» Goal:
In this exercise, copy exactly the lines from the one that contains "What's the underlying" through the end of the entries below; pictures are not copied.

» Entries supplied:
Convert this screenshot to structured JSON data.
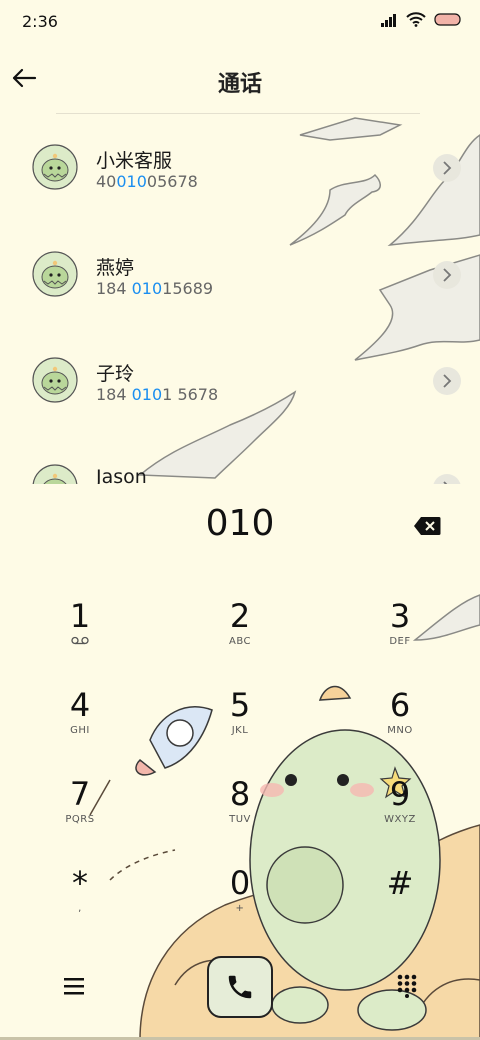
{
  "status_bar": {
    "time": "2:36"
  },
  "header": {
    "title": "通话"
  },
  "contacts": [
    {
      "name": "小米客服",
      "number_pre": "40",
      "number_match": "010",
      "number_post": "05678"
    },
    {
      "name": "燕婷",
      "number_pre": "184 ",
      "number_match": "010",
      "number_post": "15689"
    },
    {
      "name": "子玲",
      "number_pre": "184 ",
      "number_match": "010",
      "number_post": "1 5678"
    },
    {
      "name": "Jason",
      "number_pre": "",
      "number_match": "",
      "number_post": ""
    }
  ],
  "dialer": {
    "input": "010",
    "keys": [
      {
        "digit": "1",
        "sub": ""
      },
      {
        "digit": "2",
        "sub": "ABC"
      },
      {
        "digit": "3",
        "sub": "DEF"
      },
      {
        "digit": "4",
        "sub": "GHI"
      },
      {
        "digit": "5",
        "sub": "JKL"
      },
      {
        "digit": "6",
        "sub": "MNO"
      },
      {
        "digit": "7",
        "sub": "PQRS"
      },
      {
        "digit": "8",
        "sub": "TUV"
      },
      {
        "digit": "9",
        "sub": "WXYZ"
      },
      {
        "digit": "*",
        "sub": ","
      },
      {
        "digit": "0",
        "sub": "+"
      },
      {
        "digit": "#",
        "sub": ""
      }
    ]
  },
  "icons": {
    "back": "arrow-left-icon",
    "backspace": "backspace-icon",
    "menu": "menu-icon",
    "call": "phone-icon",
    "keypad": "keypad-icon",
    "voicemail": "voicemail-icon"
  },
  "colors": {
    "background": "#fefbe6",
    "highlight": "#1a8ef0",
    "call_button": "#e6edd8"
  }
}
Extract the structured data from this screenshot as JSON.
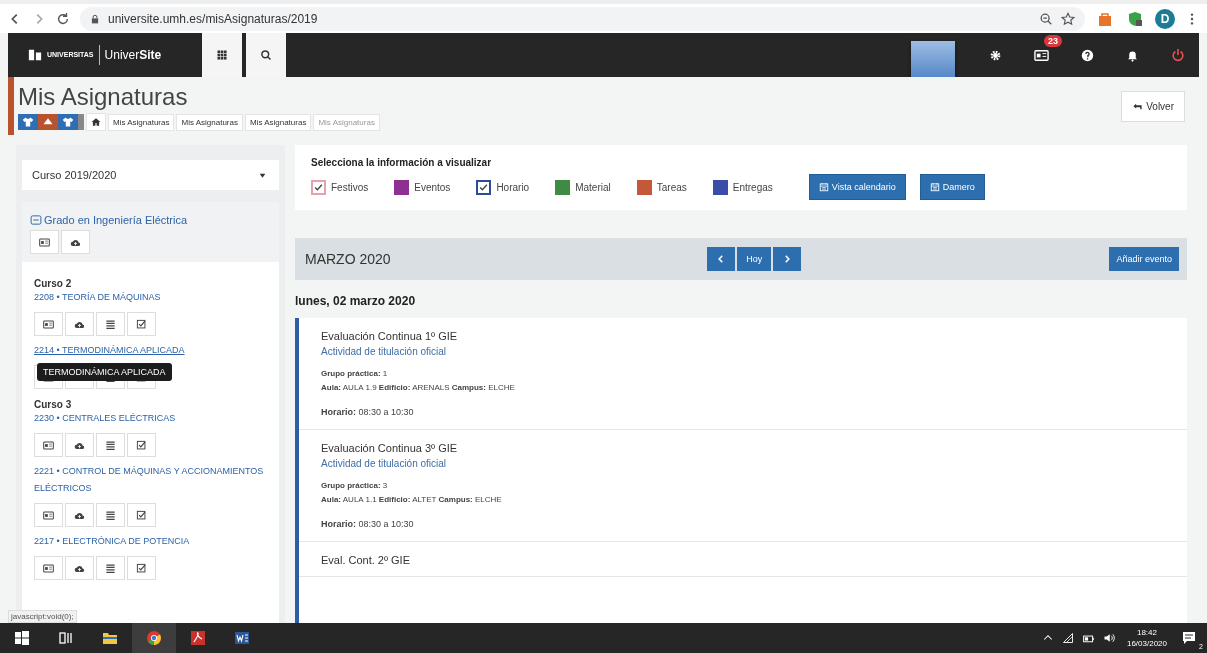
{
  "browser": {
    "url": "universite.umh.es/misAsignaturas/2019",
    "profile": "D"
  },
  "topnav": {
    "logo_text": "UNIVERSITAS",
    "brand": "Univer**Site**",
    "badge": "23"
  },
  "header": {
    "title": "Mis Asignaturas",
    "breadcrumb": [
      {
        "label": "Mis Asignaturas",
        "current": false
      },
      {
        "label": "Mis Asignaturas",
        "current": false
      },
      {
        "label": "Mis Asignaturas",
        "current": false
      },
      {
        "label": "Mis Asignaturas",
        "current": true
      }
    ],
    "back_button": "Volver"
  },
  "sidebar": {
    "course_select": "Curso 2019/2020",
    "group": {
      "label": "Grado en Ingeniería Eléctrica",
      "expanded": true
    },
    "courses": [
      {
        "heading": "Curso 2",
        "subjects": [
          {
            "title": "2208 • TEORÍA DE MÁQUINAS",
            "hovered": false
          },
          {
            "title": "2214 • TERMODINÁMICA APLICADA",
            "hovered": true,
            "tooltip": "TERMODINÁMICA APLICADA"
          }
        ]
      },
      {
        "heading": "Curso 3",
        "subjects": [
          {
            "title": "2230 • CENTRALES ELÉCTRICAS",
            "hovered": false
          },
          {
            "title": "2221 • CONTROL DE MÁQUINAS Y ACCIONAMIENTOS ELÉCTRICOS",
            "hovered": false
          },
          {
            "title": "2217 • ELECTRÓNICA DE POTENCIA",
            "hovered": false
          }
        ]
      }
    ]
  },
  "filters": {
    "heading": "Selecciona la información a visualizar",
    "items": [
      {
        "label": "Festivos",
        "color": "#e4a3ab",
        "checked": true
      },
      {
        "label": "Eventos",
        "color": "#8e2f92",
        "checked": false
      },
      {
        "label": "Horario",
        "color": "#2b4c9b",
        "checked": true
      },
      {
        "label": "Material",
        "color": "#3f8b44",
        "checked": false
      },
      {
        "label": "Tareas",
        "color": "#c4583a",
        "checked": false
      },
      {
        "label": "Entregas",
        "color": "#3a4ea8",
        "checked": false
      }
    ],
    "buttons": [
      "Vista calendario",
      "Damero"
    ]
  },
  "calendar": {
    "month": "MARZO 2020",
    "today_button": "Hoy",
    "add_button": "Añadir evento",
    "day": "lunes, 02 marzo 2020",
    "events": [
      {
        "title": "Evaluación Continua 1º GIE",
        "subtitle": "Actividad de titulación oficial",
        "details": [
          "**Grupo práctica:** 1",
          "**Aula:** AULA 1.9 **Edificio:** ARENALS **Campus:** ELCHE"
        ],
        "schedule": "**Horario:** 08:30  a  10:30"
      },
      {
        "title": "Evaluación Continua 3º GIE",
        "subtitle": "Actividad de titulación oficial",
        "details": [
          "**Grupo práctica:** 3",
          "**Aula:** AULA 1.1 **Edificio:** ALTET **Campus:** ELCHE"
        ],
        "schedule": "**Horario:** 08:30  a  10:30"
      },
      {
        "title": "Eval. Cont. 2º GIE"
      }
    ]
  },
  "status_text": "javascript:void(0);",
  "taskbar": {
    "time": "18:42",
    "date": "16/03/2020",
    "notifications": "2"
  }
}
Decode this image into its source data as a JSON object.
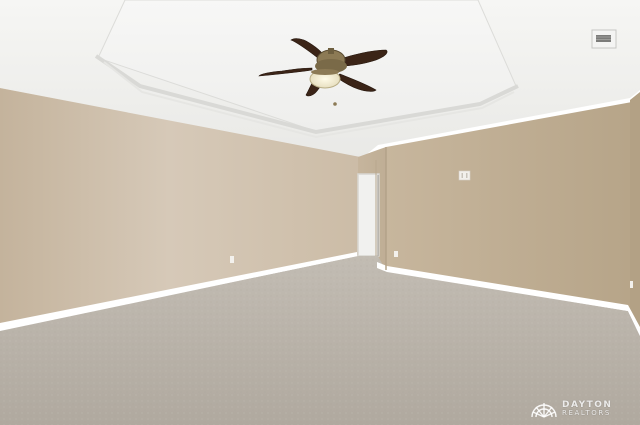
{
  "photo": {
    "subject": "empty-bedroom",
    "palette": {
      "ceiling": "#f3f3f1",
      "wall_left": "#c8b7a0",
      "wall_back": "#c3b39b",
      "wall_right": "#bcab91",
      "carpet": "#b9b2a8",
      "trim": "#ffffff",
      "fan_blade": "#3b2417",
      "fan_metal": "#8c7a55"
    }
  },
  "watermark": {
    "brand": "DAYTON",
    "sub": "REALTORS"
  }
}
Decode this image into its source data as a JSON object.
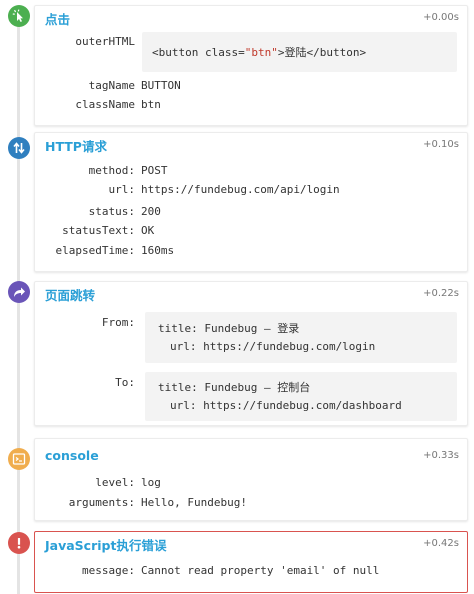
{
  "colors": {
    "accent": "#2a9fd6",
    "click_dot": "#4caf50",
    "http_dot": "#2f7fbf",
    "nav_dot": "#6a55b8",
    "console_dot": "#f0ad4e",
    "error_dot": "#d9534f",
    "error_border": "#d9534f"
  },
  "events": [
    {
      "icon": "cursor-click-icon",
      "title": "点击",
      "time": "+0.00s",
      "outer_label": "outerHTML",
      "outer_value": {
        "open": "<button class=",
        "attr": "\"btn\"",
        "close": ">登陆</button>"
      },
      "fields": [
        {
          "key": "tagName",
          "value": "BUTTON"
        },
        {
          "key": "className",
          "value": "btn"
        }
      ]
    },
    {
      "icon": "up-down-arrows-icon",
      "title": "HTTP请求",
      "time": "+0.10s",
      "fields": [
        {
          "key": "method:",
          "value": "POST"
        },
        {
          "key": "url:",
          "value": "https://fundebug.com/api/login"
        },
        {
          "key": "status:",
          "value": "200"
        },
        {
          "key": "statusText:",
          "value": "OK"
        },
        {
          "key": "elapsedTime:",
          "value": "160ms"
        }
      ]
    },
    {
      "icon": "share-arrow-icon",
      "title": "页面跳转",
      "time": "+0.22s",
      "from": {
        "label": "From:",
        "title_line": "title: Fundebug – 登录",
        "url_line": "url: https://fundebug.com/login"
      },
      "to": {
        "label": "To:",
        "title_line": "title: Fundebug – 控制台",
        "url_line": "url: https://fundebug.com/dashboard"
      }
    },
    {
      "icon": "terminal-icon",
      "title": "console",
      "time": "+0.33s",
      "fields": [
        {
          "key": "level:",
          "value": "log"
        },
        {
          "key": "arguments:",
          "value": "Hello, Fundebug!"
        }
      ]
    },
    {
      "icon": "exclamation-icon",
      "title": "JavaScript执行错误",
      "time": "+0.42s",
      "fields": [
        {
          "key": "message:",
          "value": "Cannot read property 'email' of null"
        }
      ]
    }
  ]
}
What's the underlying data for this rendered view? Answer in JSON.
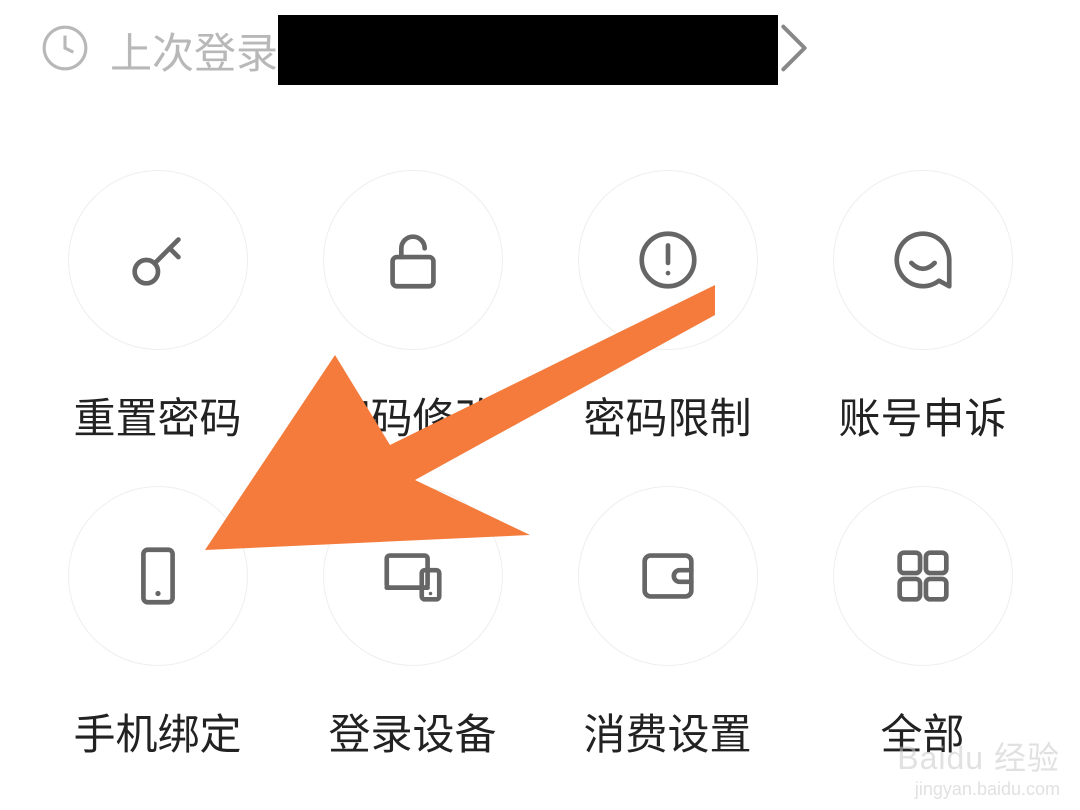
{
  "header": {
    "last_login_label": "上次登录"
  },
  "grid": {
    "items": [
      {
        "label": "重置密码",
        "icon": "key-icon"
      },
      {
        "label": "密码修改",
        "icon": "lock-icon"
      },
      {
        "label": "密码限制",
        "icon": "alert-circle-icon"
      },
      {
        "label": "账号申诉",
        "icon": "chat-smile-icon"
      },
      {
        "label": "手机绑定",
        "icon": "phone-icon"
      },
      {
        "label": "登录设备",
        "icon": "devices-icon"
      },
      {
        "label": "消费设置",
        "icon": "wallet-icon"
      },
      {
        "label": "全部",
        "icon": "grid-icon"
      }
    ]
  },
  "watermark": {
    "main": "Baidu 经验",
    "sub": "jingyan.baidu.com"
  },
  "annotation": {
    "arrow_color": "#f47b3c",
    "arrow_target": "手机绑定"
  }
}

» Task solution:
What's the underlying data for this rendered view? Answer in JSON.
{
  "header": {
    "last_login_label": "上次登录"
  },
  "grid": {
    "items": [
      {
        "label": "重置密码",
        "icon": "key-icon"
      },
      {
        "label": "密码修改",
        "icon": "lock-icon"
      },
      {
        "label": "密码限制",
        "icon": "alert-circle-icon"
      },
      {
        "label": "账号申诉",
        "icon": "chat-smile-icon"
      },
      {
        "label": "手机绑定",
        "icon": "phone-icon"
      },
      {
        "label": "登录设备",
        "icon": "devices-icon"
      },
      {
        "label": "消费设置",
        "icon": "wallet-icon"
      },
      {
        "label": "全部",
        "icon": "grid-icon"
      }
    ]
  },
  "watermark": {
    "main": "Baidu 经验",
    "sub": "jingyan.baidu.com"
  },
  "annotation": {
    "arrow_color": "#f47b3c",
    "arrow_target": "手机绑定"
  }
}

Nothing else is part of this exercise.